Extract to read:
%%

Brimley Hill Mire
Know before you go
Parking informationNo parking provision. There is limited roadside parking at ST 176 139 which is where a footpath leads into the reserve.
Grazing animalsGrazing every year from May to October.
Contact the Trust for more information.
When to visit
Opening timesOpen at all times
Best time to visitApril to August
About the reserve
This reserve has some wonderful examples of spring fed mire, also known as bog, plant communities. Ground water running through the Greensand geology below emerges in the reserve and then flows across the surface before running down to join the River Culm.
For such a small site it has tremendous variety of wet ground plants including Bog Pondweed, Bog Pimpernel, Bog Asphodel, Pale Butterwort, Oblong-Leaved and Round-Leaved Sundew. Several species of Sphagnum mosses, known as Bog Mosses, occur where the ground is at its wettest.
This tiny reserve really is a wonderful mosaic of habitats. It even has a fringe of mainly Birch and Rowan woodland around the drier edges of the reserve which is very good for ferns. These include Lady Fern, Hard Fern, Scaly Male Fern, Broad Buckler Fern, Hart's Tongue and Bracken. There is even an old record of Royal Fern. The following mammals have been recorded, Badger, Roe deer and Harvest Mouse. There is a badger set on the bank behind the mire. The dragonflies found here include Keeled Skimmer, Golden-Ringed Dragonfly, Southern Hawker and Blue-Tailed Damselfly. Forty one species of spiders and six species of harvestman have been recorded.
In high summer the white fluffy heads of Common Cottongrass are very distinctive across the mire. Devil's-bit Scabious, Lesser Skullcap and Marsh Violet can also be found on the damper ground. On higher and drier parts of the reserve there is a heath type flora with Purple Moor-Grass, Tufted Hair-Grass, Cross-Leaved Heath, Common Heather, Lousewort and Heath Milkwort.
This is a great place to visit in summer when the flowers are out and the many small pools can have large numbers of dragonflies and damselflies skimming about them.
Reserve conservation management - Periodic grazing with ponies. Rotational scrub clearance to control gorse and scrub and to stop woodland from spreading across the reserve from the woodland edges.

%%

What this task involves: Decide whether each statement agrees with the Brimley Hill Mire reserve description, answering yes or no and quoting the words from it that decide the matter. 1. Animals graze the reserve every year from May to October. 2. The reserve provides its own parking. 3. The woodland fringe around the reserve is made up mainly of oak. The records have no connection to the reserve description.

Structured page parsing data:
%%

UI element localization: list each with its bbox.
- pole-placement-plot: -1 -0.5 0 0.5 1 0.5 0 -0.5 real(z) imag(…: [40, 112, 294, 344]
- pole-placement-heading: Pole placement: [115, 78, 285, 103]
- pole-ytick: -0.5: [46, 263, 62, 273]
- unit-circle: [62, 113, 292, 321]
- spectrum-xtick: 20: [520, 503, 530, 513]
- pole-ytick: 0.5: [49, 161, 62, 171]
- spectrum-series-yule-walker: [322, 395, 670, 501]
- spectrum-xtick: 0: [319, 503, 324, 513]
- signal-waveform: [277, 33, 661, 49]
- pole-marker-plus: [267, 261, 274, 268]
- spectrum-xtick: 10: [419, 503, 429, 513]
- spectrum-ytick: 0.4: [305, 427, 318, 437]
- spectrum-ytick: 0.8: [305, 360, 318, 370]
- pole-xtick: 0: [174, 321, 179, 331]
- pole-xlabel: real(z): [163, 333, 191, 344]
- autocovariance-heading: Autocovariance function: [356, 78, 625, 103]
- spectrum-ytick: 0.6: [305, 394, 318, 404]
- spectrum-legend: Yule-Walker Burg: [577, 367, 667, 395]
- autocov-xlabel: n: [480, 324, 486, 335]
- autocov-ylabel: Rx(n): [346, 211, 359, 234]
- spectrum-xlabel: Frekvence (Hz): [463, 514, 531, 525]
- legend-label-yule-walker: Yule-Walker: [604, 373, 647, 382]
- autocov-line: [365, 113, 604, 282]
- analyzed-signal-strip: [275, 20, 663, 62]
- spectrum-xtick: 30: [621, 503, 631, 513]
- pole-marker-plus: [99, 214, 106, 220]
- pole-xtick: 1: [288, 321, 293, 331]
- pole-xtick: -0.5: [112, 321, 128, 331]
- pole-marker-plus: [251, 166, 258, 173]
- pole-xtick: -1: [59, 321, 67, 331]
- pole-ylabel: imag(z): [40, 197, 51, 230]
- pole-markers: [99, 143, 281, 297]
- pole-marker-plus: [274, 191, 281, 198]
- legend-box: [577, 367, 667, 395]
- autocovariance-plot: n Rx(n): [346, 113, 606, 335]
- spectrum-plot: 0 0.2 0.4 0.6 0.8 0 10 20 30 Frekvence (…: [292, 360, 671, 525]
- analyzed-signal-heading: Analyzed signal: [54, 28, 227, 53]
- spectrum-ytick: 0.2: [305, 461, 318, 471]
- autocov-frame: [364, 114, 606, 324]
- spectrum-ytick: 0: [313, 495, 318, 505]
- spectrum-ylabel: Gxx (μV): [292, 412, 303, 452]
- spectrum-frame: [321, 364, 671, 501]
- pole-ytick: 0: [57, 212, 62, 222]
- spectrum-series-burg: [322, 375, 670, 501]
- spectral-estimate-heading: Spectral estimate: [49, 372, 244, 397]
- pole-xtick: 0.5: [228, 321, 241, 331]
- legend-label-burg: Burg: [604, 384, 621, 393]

%%

Response area:
1. Yes: "Grazing every year from May to October."
2. No: "No parking provision."
3. No: "a fringe of mainly Birch and Rowan woodland"